* [Work required]: Will you quote all of the entries, word for word?

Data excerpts
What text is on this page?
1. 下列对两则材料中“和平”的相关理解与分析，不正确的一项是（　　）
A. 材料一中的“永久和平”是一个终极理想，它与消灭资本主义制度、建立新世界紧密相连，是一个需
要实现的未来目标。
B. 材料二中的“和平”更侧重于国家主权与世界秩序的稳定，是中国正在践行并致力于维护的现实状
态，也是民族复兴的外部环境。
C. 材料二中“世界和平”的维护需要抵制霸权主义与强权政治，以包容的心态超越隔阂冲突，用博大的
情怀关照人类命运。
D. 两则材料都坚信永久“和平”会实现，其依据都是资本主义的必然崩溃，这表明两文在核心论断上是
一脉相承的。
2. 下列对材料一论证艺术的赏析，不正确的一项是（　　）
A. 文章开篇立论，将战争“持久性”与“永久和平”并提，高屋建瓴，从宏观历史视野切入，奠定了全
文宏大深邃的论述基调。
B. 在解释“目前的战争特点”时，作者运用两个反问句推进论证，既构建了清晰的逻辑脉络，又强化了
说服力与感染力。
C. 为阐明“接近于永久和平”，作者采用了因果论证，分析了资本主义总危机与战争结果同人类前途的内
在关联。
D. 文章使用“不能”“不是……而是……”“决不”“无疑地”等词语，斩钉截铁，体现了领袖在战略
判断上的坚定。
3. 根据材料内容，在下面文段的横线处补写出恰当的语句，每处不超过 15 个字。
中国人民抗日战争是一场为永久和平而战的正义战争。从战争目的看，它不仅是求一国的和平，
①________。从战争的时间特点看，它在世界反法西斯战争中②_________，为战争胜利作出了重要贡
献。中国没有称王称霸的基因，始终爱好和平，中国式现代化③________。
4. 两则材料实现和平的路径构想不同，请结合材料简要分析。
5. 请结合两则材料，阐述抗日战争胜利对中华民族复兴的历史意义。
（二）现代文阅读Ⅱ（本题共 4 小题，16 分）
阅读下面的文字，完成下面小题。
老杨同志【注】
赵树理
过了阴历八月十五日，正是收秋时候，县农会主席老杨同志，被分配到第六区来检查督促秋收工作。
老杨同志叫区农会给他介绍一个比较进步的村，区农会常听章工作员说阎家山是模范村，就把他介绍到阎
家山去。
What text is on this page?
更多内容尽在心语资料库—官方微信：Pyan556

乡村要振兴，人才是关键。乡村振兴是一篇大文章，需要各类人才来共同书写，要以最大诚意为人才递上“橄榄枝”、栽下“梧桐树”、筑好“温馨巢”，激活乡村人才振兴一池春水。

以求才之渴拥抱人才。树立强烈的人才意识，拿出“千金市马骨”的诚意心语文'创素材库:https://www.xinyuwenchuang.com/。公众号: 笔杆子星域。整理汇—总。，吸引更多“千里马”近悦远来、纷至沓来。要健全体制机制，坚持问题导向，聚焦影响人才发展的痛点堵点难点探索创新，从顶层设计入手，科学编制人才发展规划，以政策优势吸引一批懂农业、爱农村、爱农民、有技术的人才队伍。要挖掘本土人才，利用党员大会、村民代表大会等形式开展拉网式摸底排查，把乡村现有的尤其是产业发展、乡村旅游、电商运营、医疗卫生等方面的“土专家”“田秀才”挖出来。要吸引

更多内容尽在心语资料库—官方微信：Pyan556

* [Reply]:
What text is on this page?
1. 下列对两则材料中“和平”的相关理解与分析，不正确的一项是（　　）
A. 材料一中的“永久和平”是一个终极理想，它与消灭资本主义制度、建立新世界紧密相连，是一个需
要实现的未来目标。
B. 材料二中的“和平”更侧重于国家主权与世界秩序的稳定，是中国正在践行并致力于维护的现实状
态，也是民族复兴的外部环境。
C. 材料二中“世界和平”的维护需要抵制霸权主义与强权政治，以包容的心态超越隔阂冲突，用博大的
情怀关照人类命运。
D. 两则材料都坚信永久“和平”会实现，其依据都是资本主义的必然崩溃，这表明两文在核心论断上是
一脉相承的。
2. 下列对材料一论证艺术的赏析，不正确的一项是（　　）
A. 文章开篇立论，将战争“持久性”与“永久和平”并提，高屋建瓴，从宏观历史视野切入，奠定了全
文宏大深邃的论述基调。
B. 在解释“目前的战争特点”时，作者运用两个反问句推进论证，既构建了清晰的逻辑脉络，又强化了
说服力与感染力。
C. 为阐明“接近于永久和平”，作者采用了因果论证，分析了资本主义总危机与战争结果同人类前途的内
在关联。
D. 文章使用“不能”“不是……而是……”“决不”“无疑地”等词语，斩钉截铁，体现了领袖在战略
判断上的坚定。
3. 根据材料内容，在下面文段的横线处补写出恰当的语句，每处不超过 15 个字。
中国人民抗日战争是一场为永久和平而战的正义战争。从战争目的看，它不仅是求一国的和平，
①________。从战争的时间特点看，它在世界反法西斯战争中②_________，为战争胜利作出了重要贡
献。中国没有称王称霸的基因，始终爱好和平，中国式现代化③________。
4. 两则材料实现和平的路径构想不同，请结合材料简要分析。
5. 请结合两则材料，阐述抗日战争胜利对中华民族复兴的历史意义。
（二）现代文阅读Ⅱ（本题共 4 小题，16 分）
阅读下面的文字，完成下面小题。
老杨同志【注】
赵树理
过了阴历八月十五日，正是收秋时候，县农会主席老杨同志，被分配到第六区来检查督促秋收工作。
老杨同志叫区农会给他介绍一个比较进步的村，区农会常听章工作员说阎家山是模范村，就把他介绍到阎
家山去。
What text is on this page?
更多内容尽在心语资料库—官方微信：Pyan556

乡村要振兴，人才是关键。乡村振兴是一篇大文章，需要各类人才来共同书写，要以最大诚意为人才递上“橄榄枝”、栽下“梧桐树”、筑好“温馨巢”，激活乡村人才振兴一池春水。

以求才之渴拥抱人才。树立强烈的人才意识，拿出“千金市马骨”的诚意心语文'创素材库:https://www.xinyuwenchuang.com/。公众号: 笔杆子星域。整理汇—总。，吸引更多“千里马”近悦远来、纷至沓来。要健全体制机制，坚持问题导向，聚焦影响人才发展的痛点堵点难点探索创新，从顶层设计入手，科学编制人才发展规划，以政策优势吸引一批懂农业、爱农村、爱农民、有技术的人才队伍。要挖掘本土人才，利用党员大会、村民代表大会等形式开展拉网式摸底排查，把乡村现有的尤其是产业发展、乡村旅游、电商运营、医疗卫生等方面的“土专家”“田秀才”挖出来。要吸引

更多内容尽在心语资料库—官方微信：Pyan556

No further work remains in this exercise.